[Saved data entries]

○ ○ ○ ○

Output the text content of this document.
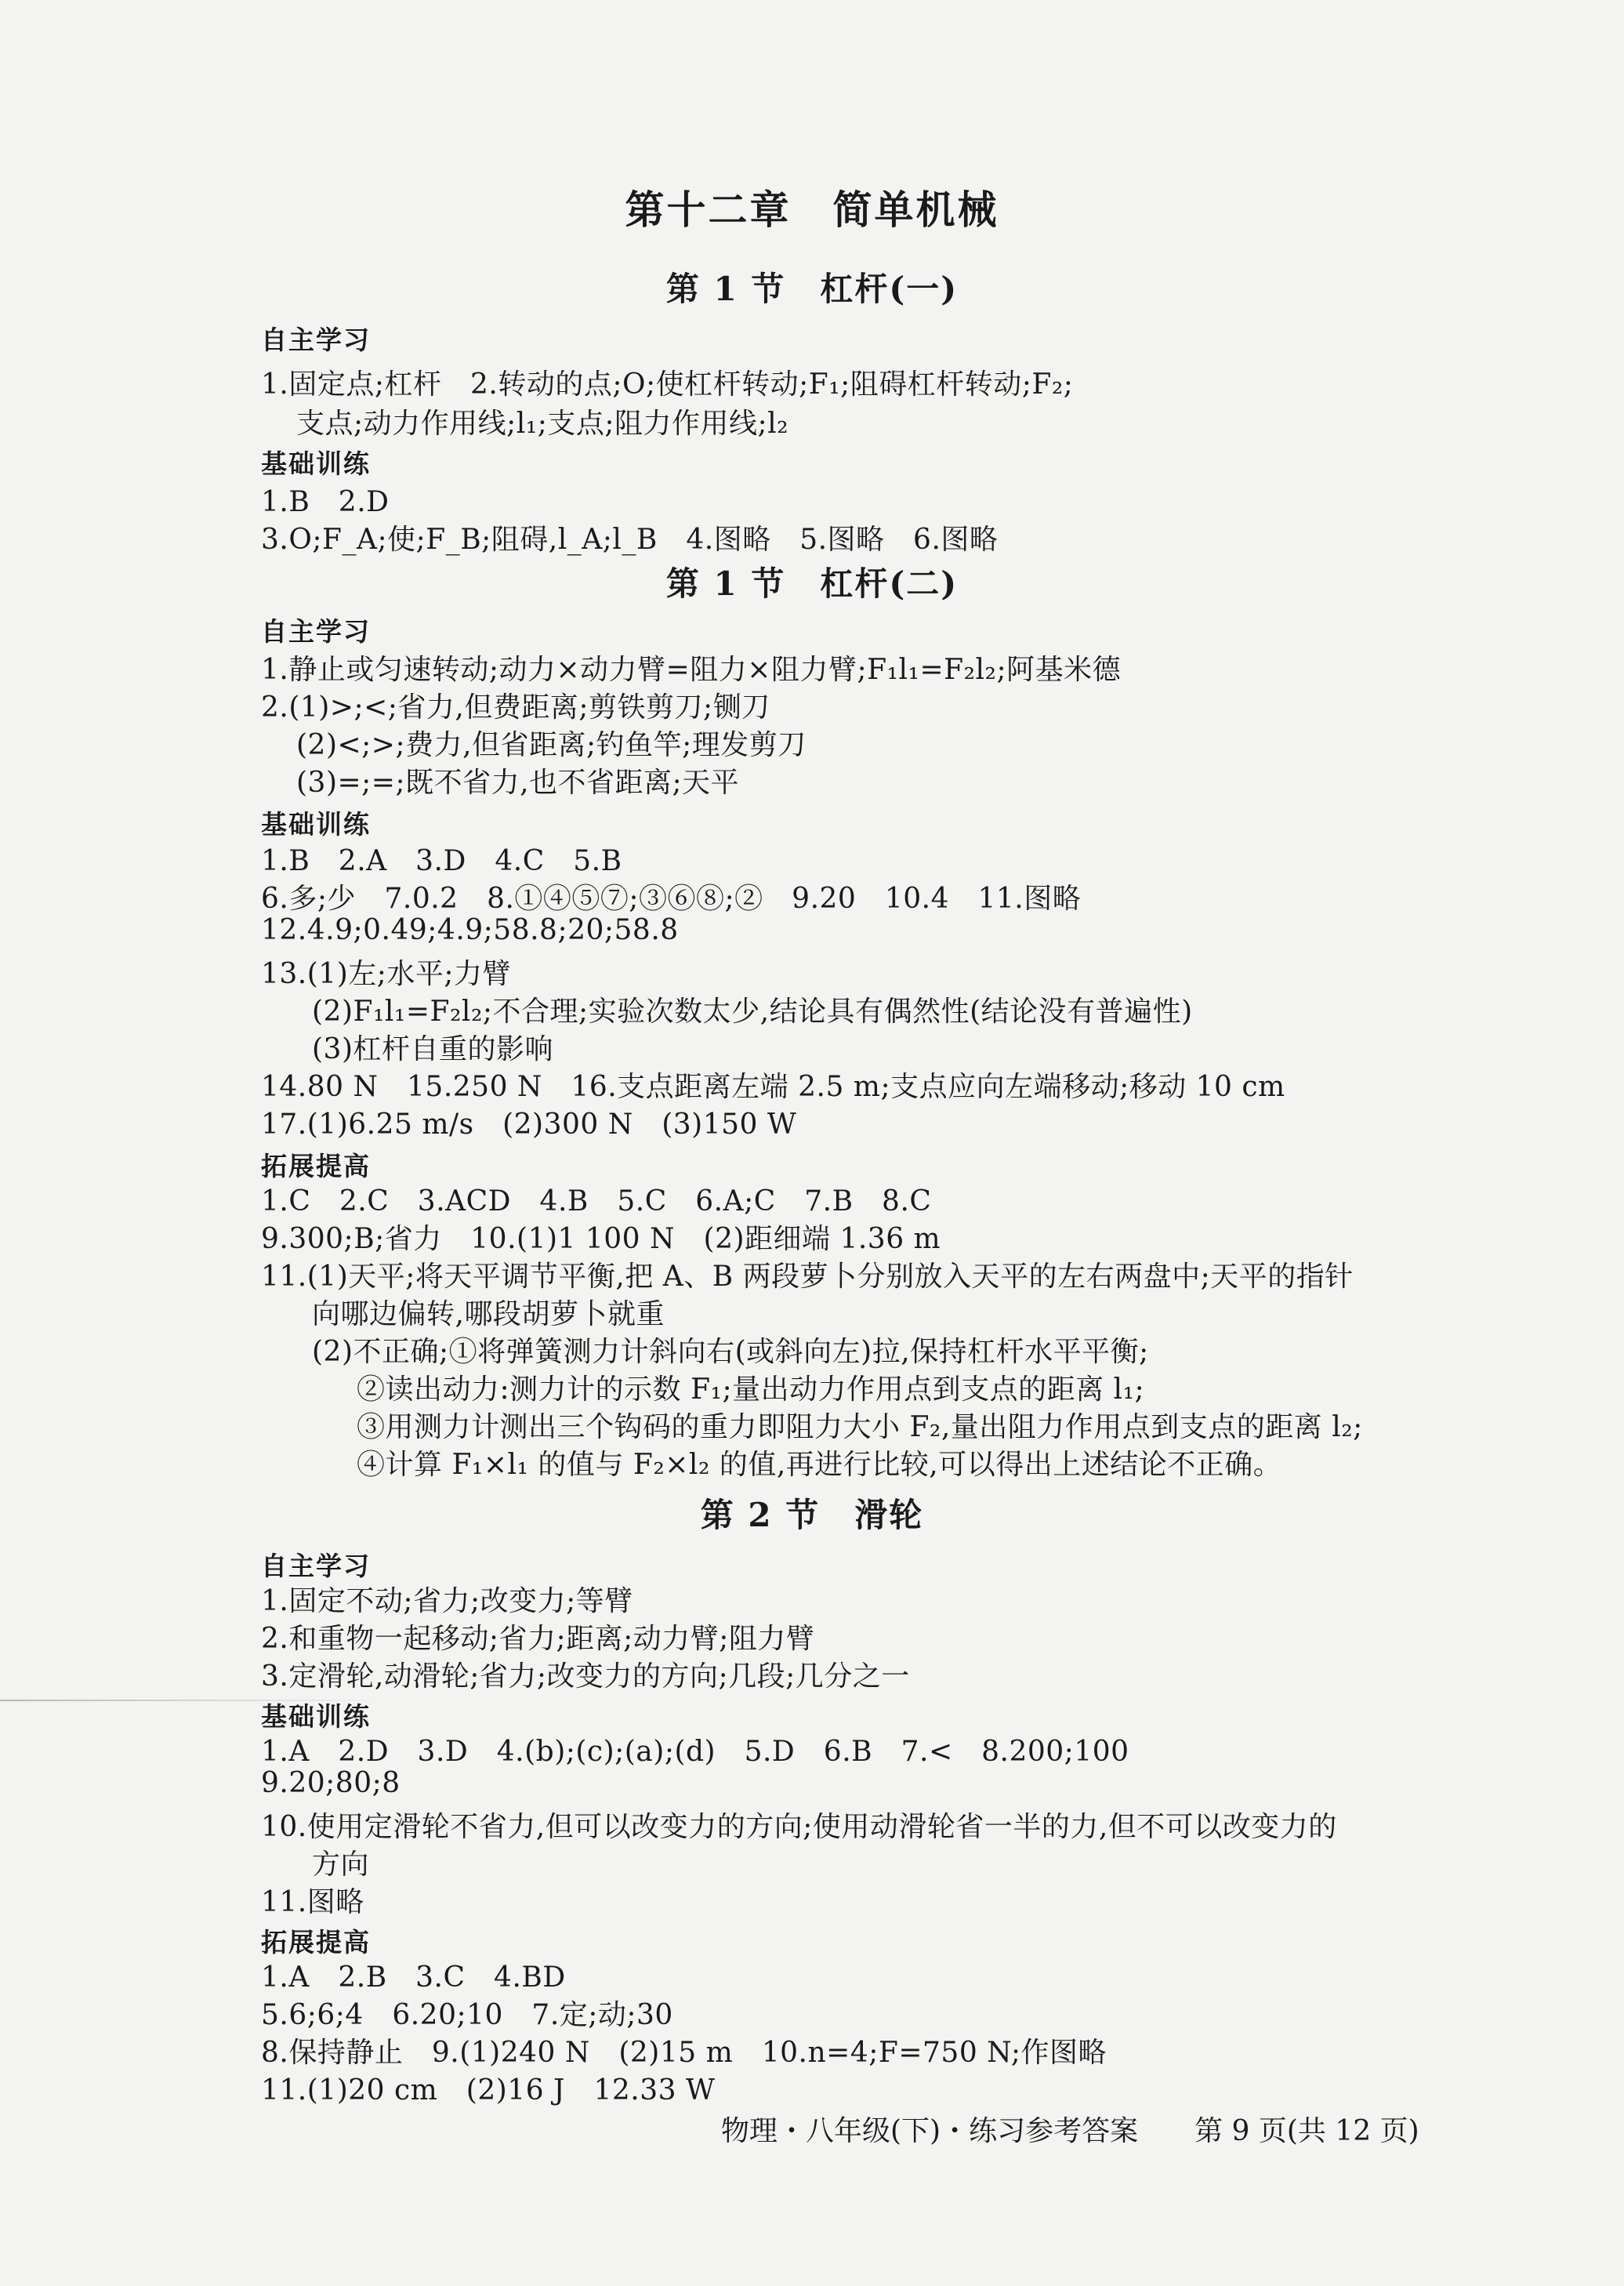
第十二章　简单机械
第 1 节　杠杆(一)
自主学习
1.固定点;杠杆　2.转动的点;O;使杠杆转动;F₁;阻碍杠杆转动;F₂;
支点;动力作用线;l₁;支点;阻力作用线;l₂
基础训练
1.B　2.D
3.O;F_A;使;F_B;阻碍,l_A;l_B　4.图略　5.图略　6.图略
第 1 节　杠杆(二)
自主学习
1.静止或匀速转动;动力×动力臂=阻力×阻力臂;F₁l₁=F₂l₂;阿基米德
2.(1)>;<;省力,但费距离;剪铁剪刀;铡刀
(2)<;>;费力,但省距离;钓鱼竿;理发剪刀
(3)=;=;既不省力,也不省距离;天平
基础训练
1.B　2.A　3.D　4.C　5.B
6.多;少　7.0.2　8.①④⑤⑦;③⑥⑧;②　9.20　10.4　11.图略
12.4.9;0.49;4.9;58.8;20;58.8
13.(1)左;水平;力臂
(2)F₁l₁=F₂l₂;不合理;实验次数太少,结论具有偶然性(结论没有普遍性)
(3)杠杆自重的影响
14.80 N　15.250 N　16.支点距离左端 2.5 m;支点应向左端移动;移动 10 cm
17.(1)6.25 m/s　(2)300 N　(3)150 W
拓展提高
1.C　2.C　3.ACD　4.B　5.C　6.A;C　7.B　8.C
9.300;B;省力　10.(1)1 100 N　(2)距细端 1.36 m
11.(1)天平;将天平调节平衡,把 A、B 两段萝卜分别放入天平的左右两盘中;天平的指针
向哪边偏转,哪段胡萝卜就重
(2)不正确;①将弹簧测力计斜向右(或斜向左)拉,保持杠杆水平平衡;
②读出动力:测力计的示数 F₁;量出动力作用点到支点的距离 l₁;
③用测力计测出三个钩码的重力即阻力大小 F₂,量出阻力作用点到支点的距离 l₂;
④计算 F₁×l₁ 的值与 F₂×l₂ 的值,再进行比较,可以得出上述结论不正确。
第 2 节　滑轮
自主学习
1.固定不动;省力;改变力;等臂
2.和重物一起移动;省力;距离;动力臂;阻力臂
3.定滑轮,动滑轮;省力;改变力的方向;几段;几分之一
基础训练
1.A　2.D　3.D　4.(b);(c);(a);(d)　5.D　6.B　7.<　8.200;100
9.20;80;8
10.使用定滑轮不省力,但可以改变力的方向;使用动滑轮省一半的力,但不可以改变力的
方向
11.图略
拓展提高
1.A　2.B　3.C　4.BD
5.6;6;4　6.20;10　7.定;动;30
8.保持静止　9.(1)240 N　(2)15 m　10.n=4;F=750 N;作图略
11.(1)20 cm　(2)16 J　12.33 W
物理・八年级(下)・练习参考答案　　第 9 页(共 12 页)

○ ○ ○ ○

TASK: Write the full listing out again with every line unchanged, but include no pictures.

ANSWER FOR THE TASK:
Output the text content of this document.
第十二章　简单机械
第 1 节　杠杆(一)
自主学习
1.固定点;杠杆　2.转动的点;O;使杠杆转动;F₁;阻碍杠杆转动;F₂;
支点;动力作用线;l₁;支点;阻力作用线;l₂
基础训练
1.B　2.D
3.O;F_A;使;F_B;阻碍,l_A;l_B　4.图略　5.图略　6.图略
第 1 节　杠杆(二)
自主学习
1.静止或匀速转动;动力×动力臂=阻力×阻力臂;F₁l₁=F₂l₂;阿基米德
2.(1)>;<;省力,但费距离;剪铁剪刀;铡刀
(2)<;>;费力,但省距离;钓鱼竿;理发剪刀
(3)=;=;既不省力,也不省距离;天平
基础训练
1.B　2.A　3.D　4.C　5.B
6.多;少　7.0.2　8.①④⑤⑦;③⑥⑧;②　9.20　10.4　11.图略
12.4.9;0.49;4.9;58.8;20;58.8
13.(1)左;水平;力臂
(2)F₁l₁=F₂l₂;不合理;实验次数太少,结论具有偶然性(结论没有普遍性)
(3)杠杆自重的影响
14.80 N　15.250 N　16.支点距离左端 2.5 m;支点应向左端移动;移动 10 cm
17.(1)6.25 m/s　(2)300 N　(3)150 W
拓展提高
1.C　2.C　3.ACD　4.B　5.C　6.A;C　7.B　8.C
9.300;B;省力　10.(1)1 100 N　(2)距细端 1.36 m
11.(1)天平;将天平调节平衡,把 A、B 两段萝卜分别放入天平的左右两盘中;天平的指针
向哪边偏转,哪段胡萝卜就重
(2)不正确;①将弹簧测力计斜向右(或斜向左)拉,保持杠杆水平平衡;
②读出动力:测力计的示数 F₁;量出动力作用点到支点的距离 l₁;
③用测力计测出三个钩码的重力即阻力大小 F₂,量出阻力作用点到支点的距离 l₂;
④计算 F₁×l₁ 的值与 F₂×l₂ 的值,再进行比较,可以得出上述结论不正确。
第 2 节　滑轮
自主学习
1.固定不动;省力;改变力;等臂
2.和重物一起移动;省力;距离;动力臂;阻力臂
3.定滑轮,动滑轮;省力;改变力的方向;几段;几分之一
基础训练
1.A　2.D　3.D　4.(b);(c);(a);(d)　5.D　6.B　7.<　8.200;100
9.20;80;8
10.使用定滑轮不省力,但可以改变力的方向;使用动滑轮省一半的力,但不可以改变力的
方向
11.图略
拓展提高
1.A　2.B　3.C　4.BD
5.6;6;4　6.20;10　7.定;动;30
8.保持静止　9.(1)240 N　(2)15 m　10.n=4;F=750 N;作图略
11.(1)20 cm　(2)16 J　12.33 W
物理・八年级(下)・练习参考答案　　第 9 页(共 12 页)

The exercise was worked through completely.